The data
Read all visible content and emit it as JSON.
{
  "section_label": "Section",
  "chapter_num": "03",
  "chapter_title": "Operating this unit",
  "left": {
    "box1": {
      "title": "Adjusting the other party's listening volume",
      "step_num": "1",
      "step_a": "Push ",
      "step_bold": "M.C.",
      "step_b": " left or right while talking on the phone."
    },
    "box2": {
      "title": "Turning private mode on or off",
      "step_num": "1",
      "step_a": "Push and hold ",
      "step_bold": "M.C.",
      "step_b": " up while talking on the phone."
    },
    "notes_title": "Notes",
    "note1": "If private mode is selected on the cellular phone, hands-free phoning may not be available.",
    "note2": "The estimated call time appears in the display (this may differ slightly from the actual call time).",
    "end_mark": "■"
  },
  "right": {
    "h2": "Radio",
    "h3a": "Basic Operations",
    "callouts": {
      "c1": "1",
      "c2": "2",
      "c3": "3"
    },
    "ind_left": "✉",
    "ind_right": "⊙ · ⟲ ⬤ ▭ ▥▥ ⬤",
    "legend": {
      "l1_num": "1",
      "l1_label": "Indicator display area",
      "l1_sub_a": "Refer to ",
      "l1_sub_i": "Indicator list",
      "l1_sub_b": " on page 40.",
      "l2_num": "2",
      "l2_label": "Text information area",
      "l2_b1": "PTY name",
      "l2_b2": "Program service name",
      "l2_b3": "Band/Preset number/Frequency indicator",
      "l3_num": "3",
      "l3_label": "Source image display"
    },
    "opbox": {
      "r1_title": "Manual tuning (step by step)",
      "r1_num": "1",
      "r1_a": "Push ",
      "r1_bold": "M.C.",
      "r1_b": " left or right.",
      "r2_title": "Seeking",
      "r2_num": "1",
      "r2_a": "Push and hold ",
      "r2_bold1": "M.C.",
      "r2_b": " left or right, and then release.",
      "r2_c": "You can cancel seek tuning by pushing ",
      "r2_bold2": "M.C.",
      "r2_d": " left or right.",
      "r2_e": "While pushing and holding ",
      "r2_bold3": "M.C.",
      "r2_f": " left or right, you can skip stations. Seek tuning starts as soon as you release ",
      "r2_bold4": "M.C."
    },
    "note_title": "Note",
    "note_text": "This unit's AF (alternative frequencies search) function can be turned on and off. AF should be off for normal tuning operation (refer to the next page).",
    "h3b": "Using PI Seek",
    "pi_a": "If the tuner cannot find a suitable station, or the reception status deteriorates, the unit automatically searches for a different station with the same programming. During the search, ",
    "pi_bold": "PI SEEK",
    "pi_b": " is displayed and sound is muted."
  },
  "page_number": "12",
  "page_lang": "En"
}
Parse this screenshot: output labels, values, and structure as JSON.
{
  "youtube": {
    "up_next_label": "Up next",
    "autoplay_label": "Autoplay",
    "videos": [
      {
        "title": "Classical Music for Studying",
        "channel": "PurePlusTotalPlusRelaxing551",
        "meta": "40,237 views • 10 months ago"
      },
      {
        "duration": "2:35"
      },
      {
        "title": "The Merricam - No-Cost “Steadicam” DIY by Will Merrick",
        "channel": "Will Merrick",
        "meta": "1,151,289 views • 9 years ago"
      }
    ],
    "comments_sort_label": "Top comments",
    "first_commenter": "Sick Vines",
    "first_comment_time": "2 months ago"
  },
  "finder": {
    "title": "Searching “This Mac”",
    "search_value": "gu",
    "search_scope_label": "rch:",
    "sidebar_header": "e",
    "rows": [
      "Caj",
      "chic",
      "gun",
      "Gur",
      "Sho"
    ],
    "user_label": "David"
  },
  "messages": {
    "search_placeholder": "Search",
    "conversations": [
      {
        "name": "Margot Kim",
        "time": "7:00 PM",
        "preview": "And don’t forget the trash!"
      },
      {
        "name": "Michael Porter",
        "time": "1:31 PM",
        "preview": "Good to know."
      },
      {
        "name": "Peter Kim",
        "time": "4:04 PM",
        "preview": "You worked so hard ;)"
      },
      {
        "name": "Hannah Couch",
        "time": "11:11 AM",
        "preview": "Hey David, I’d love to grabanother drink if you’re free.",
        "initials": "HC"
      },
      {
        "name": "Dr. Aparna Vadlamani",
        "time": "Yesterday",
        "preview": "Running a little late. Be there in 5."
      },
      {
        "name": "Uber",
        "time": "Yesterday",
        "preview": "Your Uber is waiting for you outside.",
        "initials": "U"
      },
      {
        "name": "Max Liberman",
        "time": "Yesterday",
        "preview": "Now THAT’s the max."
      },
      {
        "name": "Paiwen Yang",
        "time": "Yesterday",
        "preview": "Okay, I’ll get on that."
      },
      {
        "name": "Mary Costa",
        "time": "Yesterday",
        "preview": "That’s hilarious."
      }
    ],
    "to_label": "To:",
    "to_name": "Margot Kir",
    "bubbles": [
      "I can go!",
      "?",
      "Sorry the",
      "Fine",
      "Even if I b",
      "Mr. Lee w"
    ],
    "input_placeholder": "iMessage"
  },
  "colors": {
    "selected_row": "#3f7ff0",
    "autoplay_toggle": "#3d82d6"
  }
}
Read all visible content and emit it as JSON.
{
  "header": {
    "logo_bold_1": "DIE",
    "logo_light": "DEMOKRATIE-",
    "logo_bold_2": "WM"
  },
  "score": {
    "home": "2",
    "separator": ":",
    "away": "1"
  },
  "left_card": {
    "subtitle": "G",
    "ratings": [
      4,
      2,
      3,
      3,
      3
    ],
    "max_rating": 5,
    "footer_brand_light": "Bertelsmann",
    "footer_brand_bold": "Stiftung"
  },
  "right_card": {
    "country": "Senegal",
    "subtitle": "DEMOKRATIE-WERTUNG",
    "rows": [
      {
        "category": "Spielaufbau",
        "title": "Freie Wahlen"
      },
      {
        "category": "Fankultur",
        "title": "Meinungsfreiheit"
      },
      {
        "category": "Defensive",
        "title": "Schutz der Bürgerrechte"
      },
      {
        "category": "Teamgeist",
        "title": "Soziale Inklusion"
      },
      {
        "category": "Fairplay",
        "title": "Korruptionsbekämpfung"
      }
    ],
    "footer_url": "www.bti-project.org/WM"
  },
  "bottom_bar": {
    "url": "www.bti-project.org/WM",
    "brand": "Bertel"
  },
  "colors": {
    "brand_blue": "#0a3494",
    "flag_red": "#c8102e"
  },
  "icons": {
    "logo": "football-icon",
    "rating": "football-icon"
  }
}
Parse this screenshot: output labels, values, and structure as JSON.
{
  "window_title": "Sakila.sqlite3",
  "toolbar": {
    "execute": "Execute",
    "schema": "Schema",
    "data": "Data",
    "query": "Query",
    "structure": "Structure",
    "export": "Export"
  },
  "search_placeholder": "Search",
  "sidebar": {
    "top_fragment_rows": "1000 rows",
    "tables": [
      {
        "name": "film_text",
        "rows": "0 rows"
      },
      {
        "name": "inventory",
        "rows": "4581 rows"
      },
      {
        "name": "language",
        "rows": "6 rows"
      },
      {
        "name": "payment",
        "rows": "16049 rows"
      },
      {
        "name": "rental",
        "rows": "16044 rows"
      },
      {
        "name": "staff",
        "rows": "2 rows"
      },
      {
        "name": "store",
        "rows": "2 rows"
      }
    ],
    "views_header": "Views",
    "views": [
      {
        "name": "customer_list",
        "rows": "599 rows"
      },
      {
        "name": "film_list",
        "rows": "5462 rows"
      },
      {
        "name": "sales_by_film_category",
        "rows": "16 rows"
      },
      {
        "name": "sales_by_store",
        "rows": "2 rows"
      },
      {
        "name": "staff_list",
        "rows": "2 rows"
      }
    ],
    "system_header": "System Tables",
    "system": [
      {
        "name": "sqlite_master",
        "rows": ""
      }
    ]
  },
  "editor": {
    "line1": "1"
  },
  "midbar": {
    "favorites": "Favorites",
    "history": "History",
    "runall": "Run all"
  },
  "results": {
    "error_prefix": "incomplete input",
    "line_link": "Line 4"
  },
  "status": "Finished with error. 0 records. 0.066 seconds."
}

What to produce
Gather all lines from the records above in which "free" appears.

Problem solution
    "note1": "If private mode is selected on the cellular phone, hands-free phoning may not be available.",
        "preview": "Hey David, I’d love to grabanother drink if you’re free.",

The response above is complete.